▸ **GIVEN PROBLEM**:
Below are some records; retype all of them exactly.

* START *

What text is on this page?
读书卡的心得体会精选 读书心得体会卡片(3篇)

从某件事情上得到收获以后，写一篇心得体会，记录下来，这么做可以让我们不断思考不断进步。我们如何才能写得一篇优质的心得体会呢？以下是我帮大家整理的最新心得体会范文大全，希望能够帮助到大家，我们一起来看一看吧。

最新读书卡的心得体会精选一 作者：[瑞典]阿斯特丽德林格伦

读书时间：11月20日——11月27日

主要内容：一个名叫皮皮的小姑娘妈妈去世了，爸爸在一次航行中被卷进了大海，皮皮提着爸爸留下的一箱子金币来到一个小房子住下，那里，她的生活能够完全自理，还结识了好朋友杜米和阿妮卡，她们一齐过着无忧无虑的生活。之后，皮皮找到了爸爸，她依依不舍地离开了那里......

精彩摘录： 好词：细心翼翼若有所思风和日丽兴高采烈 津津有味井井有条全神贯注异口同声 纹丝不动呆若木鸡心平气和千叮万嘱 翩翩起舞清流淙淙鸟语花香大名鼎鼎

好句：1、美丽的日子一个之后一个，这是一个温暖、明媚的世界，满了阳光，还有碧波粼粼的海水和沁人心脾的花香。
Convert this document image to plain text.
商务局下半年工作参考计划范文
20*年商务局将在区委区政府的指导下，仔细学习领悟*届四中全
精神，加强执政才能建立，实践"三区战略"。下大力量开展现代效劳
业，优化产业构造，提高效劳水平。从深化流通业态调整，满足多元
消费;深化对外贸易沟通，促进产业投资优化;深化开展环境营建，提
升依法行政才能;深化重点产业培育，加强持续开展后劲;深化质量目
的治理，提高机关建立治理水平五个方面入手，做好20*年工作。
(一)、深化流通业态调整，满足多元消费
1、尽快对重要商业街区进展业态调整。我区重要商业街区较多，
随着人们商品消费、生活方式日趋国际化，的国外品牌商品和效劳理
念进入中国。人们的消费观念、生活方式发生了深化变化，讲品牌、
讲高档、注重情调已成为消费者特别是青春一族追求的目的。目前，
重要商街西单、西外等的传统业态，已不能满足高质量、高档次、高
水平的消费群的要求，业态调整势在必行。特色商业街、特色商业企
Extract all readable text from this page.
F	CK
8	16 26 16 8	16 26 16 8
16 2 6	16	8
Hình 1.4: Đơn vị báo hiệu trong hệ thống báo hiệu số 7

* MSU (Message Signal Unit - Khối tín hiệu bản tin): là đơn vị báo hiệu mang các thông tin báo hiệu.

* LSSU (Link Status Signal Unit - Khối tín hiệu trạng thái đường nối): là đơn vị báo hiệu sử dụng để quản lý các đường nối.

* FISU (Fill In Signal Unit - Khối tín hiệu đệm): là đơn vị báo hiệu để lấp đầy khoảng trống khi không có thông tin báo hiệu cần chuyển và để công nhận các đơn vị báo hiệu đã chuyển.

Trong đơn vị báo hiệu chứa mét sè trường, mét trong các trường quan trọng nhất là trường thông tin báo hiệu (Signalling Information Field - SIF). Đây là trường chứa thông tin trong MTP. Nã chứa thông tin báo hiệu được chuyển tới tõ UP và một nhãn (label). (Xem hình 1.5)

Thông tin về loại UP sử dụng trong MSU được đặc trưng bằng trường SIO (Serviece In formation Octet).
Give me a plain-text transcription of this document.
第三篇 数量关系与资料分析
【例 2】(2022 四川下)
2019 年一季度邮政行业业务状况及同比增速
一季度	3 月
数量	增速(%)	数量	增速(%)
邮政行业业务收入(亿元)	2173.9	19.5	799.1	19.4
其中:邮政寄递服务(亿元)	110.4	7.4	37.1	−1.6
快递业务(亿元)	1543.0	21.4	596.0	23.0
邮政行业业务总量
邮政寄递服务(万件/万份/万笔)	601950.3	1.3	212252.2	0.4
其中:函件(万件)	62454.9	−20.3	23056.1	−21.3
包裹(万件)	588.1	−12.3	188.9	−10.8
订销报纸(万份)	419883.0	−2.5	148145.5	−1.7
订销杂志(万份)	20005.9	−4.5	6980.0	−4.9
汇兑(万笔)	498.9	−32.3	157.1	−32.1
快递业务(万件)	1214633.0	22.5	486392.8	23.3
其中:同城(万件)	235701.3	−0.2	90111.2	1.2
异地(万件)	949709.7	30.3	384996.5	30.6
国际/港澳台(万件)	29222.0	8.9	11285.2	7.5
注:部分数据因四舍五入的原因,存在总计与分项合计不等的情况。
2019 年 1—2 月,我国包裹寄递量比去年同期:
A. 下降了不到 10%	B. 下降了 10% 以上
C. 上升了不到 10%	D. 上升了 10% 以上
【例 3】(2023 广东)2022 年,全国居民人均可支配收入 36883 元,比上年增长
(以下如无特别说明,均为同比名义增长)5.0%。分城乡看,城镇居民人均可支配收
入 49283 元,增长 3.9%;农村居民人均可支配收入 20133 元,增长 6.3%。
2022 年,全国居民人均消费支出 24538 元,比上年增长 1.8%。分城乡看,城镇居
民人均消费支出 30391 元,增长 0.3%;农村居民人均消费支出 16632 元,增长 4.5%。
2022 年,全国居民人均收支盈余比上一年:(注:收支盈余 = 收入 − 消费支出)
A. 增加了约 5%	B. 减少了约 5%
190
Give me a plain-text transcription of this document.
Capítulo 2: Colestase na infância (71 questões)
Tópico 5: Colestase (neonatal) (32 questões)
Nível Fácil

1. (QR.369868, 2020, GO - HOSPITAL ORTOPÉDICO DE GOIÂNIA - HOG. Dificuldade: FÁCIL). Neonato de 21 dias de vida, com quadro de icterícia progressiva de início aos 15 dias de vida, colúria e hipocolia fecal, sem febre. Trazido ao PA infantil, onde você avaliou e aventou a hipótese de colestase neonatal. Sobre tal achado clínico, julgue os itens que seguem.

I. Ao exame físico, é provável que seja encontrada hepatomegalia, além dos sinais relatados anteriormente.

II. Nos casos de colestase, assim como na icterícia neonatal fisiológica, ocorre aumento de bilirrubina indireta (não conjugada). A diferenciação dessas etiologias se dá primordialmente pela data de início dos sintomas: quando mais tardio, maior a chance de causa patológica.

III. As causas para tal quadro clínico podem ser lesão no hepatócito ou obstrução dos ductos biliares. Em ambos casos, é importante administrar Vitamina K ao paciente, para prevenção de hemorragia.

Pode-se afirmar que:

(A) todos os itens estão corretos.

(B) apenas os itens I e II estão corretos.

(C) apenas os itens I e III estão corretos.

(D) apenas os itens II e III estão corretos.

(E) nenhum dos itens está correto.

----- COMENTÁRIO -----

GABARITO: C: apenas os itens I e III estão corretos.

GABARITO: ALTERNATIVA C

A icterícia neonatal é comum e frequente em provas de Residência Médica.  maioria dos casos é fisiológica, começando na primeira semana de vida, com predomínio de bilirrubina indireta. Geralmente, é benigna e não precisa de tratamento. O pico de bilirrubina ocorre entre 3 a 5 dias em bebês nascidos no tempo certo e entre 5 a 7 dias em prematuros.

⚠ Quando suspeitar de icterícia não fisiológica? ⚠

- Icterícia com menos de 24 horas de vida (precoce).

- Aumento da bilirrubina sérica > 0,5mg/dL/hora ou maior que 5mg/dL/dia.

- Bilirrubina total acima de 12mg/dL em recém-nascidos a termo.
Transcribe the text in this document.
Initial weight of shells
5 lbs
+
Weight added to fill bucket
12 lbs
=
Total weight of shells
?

* END *

▸ **COMPLETED TASK**:
What text is on this page?
读书卡的心得体会精选 读书心得体会卡片(3篇)

从某件事情上得到收获以后，写一篇心得体会，记录下来，这么做可以让我们不断思考不断进步。我们如何才能写得一篇优质的心得体会呢？以下是我帮大家整理的最新心得体会范文大全，希望能够帮助到大家，我们一起来看一看吧。

最新读书卡的心得体会精选一 作者：[瑞典]阿斯特丽德林格伦

读书时间：11月20日——11月27日

主要内容：一个名叫皮皮的小姑娘妈妈去世了，爸爸在一次航行中被卷进了大海，皮皮提着爸爸留下的一箱子金币来到一个小房子住下，那里，她的生活能够完全自理，还结识了好朋友杜米和阿妮卡，她们一齐过着无忧无虑的生活。之后，皮皮找到了爸爸，她依依不舍地离开了那里......

精彩摘录： 好词：细心翼翼若有所思风和日丽兴高采烈 津津有味井井有条全神贯注异口同声 纹丝不动呆若木鸡心平气和千叮万嘱 翩翩起舞清流淙淙鸟语花香大名鼎鼎

好句：1、美丽的日子一个之后一个，这是一个温暖、明媚的世界，满了阳光，还有碧波粼粼的海水和沁人心脾的花香。
Convert this document image to plain text.
商务局下半年工作参考计划范文
20*年商务局将在区委区政府的指导下，仔细学习领悟*届四中全
精神，加强执政才能建立，实践"三区战略"。下大力量开展现代效劳
业，优化产业构造，提高效劳水平。从深化流通业态调整，满足多元
消费;深化对外贸易沟通，促进产业投资优化;深化开展环境营建，提
升依法行政才能;深化重点产业培育，加强持续开展后劲;深化质量目
的治理，提高机关建立治理水平五个方面入手，做好20*年工作。
(一)、深化流通业态调整，满足多元消费
1、尽快对重要商业街区进展业态调整。我区重要商业街区较多，
随着人们商品消费、生活方式日趋国际化，的国外品牌商品和效劳理
念进入中国。人们的消费观念、生活方式发生了深化变化，讲品牌、
讲高档、注重情调已成为消费者特别是青春一族追求的目的。目前，
重要商街西单、西外等的传统业态，已不能满足高质量、高档次、高
水平的消费群的要求，业态调整势在必行。特色商业街、特色商业企
Extract all readable text from this page.
F	CK
8	16 26 16 8	16 26 16 8
16 2 6	16	8
Hình 1.4: Đơn vị báo hiệu trong hệ thống báo hiệu số 7

* MSU (Message Signal Unit - Khối tín hiệu bản tin): là đơn vị báo hiệu mang các thông tin báo hiệu.

* LSSU (Link Status Signal Unit - Khối tín hiệu trạng thái đường nối): là đơn vị báo hiệu sử dụng để quản lý các đường nối.

* FISU (Fill In Signal Unit - Khối tín hiệu đệm): là đơn vị báo hiệu để lấp đầy khoảng trống khi không có thông tin báo hiệu cần chuyển và để công nhận các đơn vị báo hiệu đã chuyển.

Trong đơn vị báo hiệu chứa mét sè trường, mét trong các trường quan trọng nhất là trường thông tin báo hiệu (Signalling Information Field - SIF). Đây là trường chứa thông tin trong MTP. Nã chứa thông tin báo hiệu được chuyển tới tõ UP và một nhãn (label). (Xem hình 1.5)

Thông tin về loại UP sử dụng trong MSU được đặc trưng bằng trường SIO (Serviece In formation Octet).
Give me a plain-text transcription of this document.
第三篇 数量关系与资料分析
【例 2】(2022 四川下)
2019 年一季度邮政行业业务状况及同比增速
一季度	3 月
数量	增速(%)	数量	增速(%)
邮政行业业务收入(亿元)	2173.9	19.5	799.1	19.4
其中:邮政寄递服务(亿元)	110.4	7.4	37.1	−1.6
快递业务(亿元)	1543.0	21.4	596.0	23.0
邮政行业业务总量
邮政寄递服务(万件/万份/万笔)	601950.3	1.3	212252.2	0.4
其中:函件(万件)	62454.9	−20.3	23056.1	−21.3
包裹(万件)	588.1	−12.3	188.9	−10.8
订销报纸(万份)	419883.0	−2.5	148145.5	−1.7
订销杂志(万份)	20005.9	−4.5	6980.0	−4.9
汇兑(万笔)	498.9	−32.3	157.1	−32.1
快递业务(万件)	1214633.0	22.5	486392.8	23.3
其中:同城(万件)	235701.3	−0.2	90111.2	1.2
异地(万件)	949709.7	30.3	384996.5	30.6
国际/港澳台(万件)	29222.0	8.9	11285.2	7.5
注:部分数据因四舍五入的原因,存在总计与分项合计不等的情况。
2019 年 1—2 月,我国包裹寄递量比去年同期:
A. 下降了不到 10%	B. 下降了 10% 以上
C. 上升了不到 10%	D. 上升了 10% 以上
【例 3】(2023 广东)2022 年,全国居民人均可支配收入 36883 元,比上年增长
(以下如无特别说明,均为同比名义增长)5.0%。分城乡看,城镇居民人均可支配收
入 49283 元,增长 3.9%;农村居民人均可支配收入 20133 元,增长 6.3%。
2022 年,全国居民人均消费支出 24538 元,比上年增长 1.8%。分城乡看,城镇居
民人均消费支出 30391 元,增长 0.3%;农村居民人均消费支出 16632 元,增长 4.5%。
2022 年,全国居民人均收支盈余比上一年:(注:收支盈余 = 收入 − 消费支出)
A. 增加了约 5%	B. 减少了约 5%
190
Give me a plain-text transcription of this document.
Capítulo 2: Colestase na infância (71 questões)
Tópico 5: Colestase (neonatal) (32 questões)
Nível Fácil

1. (QR.369868, 2020, GO - HOSPITAL ORTOPÉDICO DE GOIÂNIA - HOG. Dificuldade: FÁCIL). Neonato de 21 dias de vida, com quadro de icterícia progressiva de início aos 15 dias de vida, colúria e hipocolia fecal, sem febre. Trazido ao PA infantil, onde você avaliou e aventou a hipótese de colestase neonatal. Sobre tal achado clínico, julgue os itens que seguem.

I. Ao exame físico, é provável que seja encontrada hepatomegalia, além dos sinais relatados anteriormente.

II. Nos casos de colestase, assim como na icterícia neonatal fisiológica, ocorre aumento de bilirrubina indireta (não conjugada). A diferenciação dessas etiologias se dá primordialmente pela data de início dos sintomas: quando mais tardio, maior a chance de causa patológica.

III. As causas para tal quadro clínico podem ser lesão no hepatócito ou obstrução dos ductos biliares. Em ambos casos, é importante administrar Vitamina K ao paciente, para prevenção de hemorragia.

Pode-se afirmar que:

(A) todos os itens estão corretos.

(B) apenas os itens I e II estão corretos.

(C) apenas os itens I e III estão corretos.

(D) apenas os itens II e III estão corretos.

(E) nenhum dos itens está correto.

----- COMENTÁRIO -----

GABARITO: C: apenas os itens I e III estão corretos.

GABARITO: ALTERNATIVA C

A icterícia neonatal é comum e frequente em provas de Residência Médica.  maioria dos casos é fisiológica, começando na primeira semana de vida, com predomínio de bilirrubina indireta. Geralmente, é benigna e não precisa de tratamento. O pico de bilirrubina ocorre entre 3 a 5 dias em bebês nascidos no tempo certo e entre 5 a 7 dias em prematuros.

⚠ Quando suspeitar de icterícia não fisiológica? ⚠

- Icterícia com menos de 24 horas de vida (precoce).

- Aumento da bilirrubina sérica > 0,5mg/dL/hora ou maior que 5mg/dL/dia.

- Bilirrubina total acima de 12mg/dL em recém-nascidos a termo.
Transcribe the text in this document.
Initial weight of shells
5 lbs
+
Weight added to fill bucket
12 lbs
=
Total weight of shells
?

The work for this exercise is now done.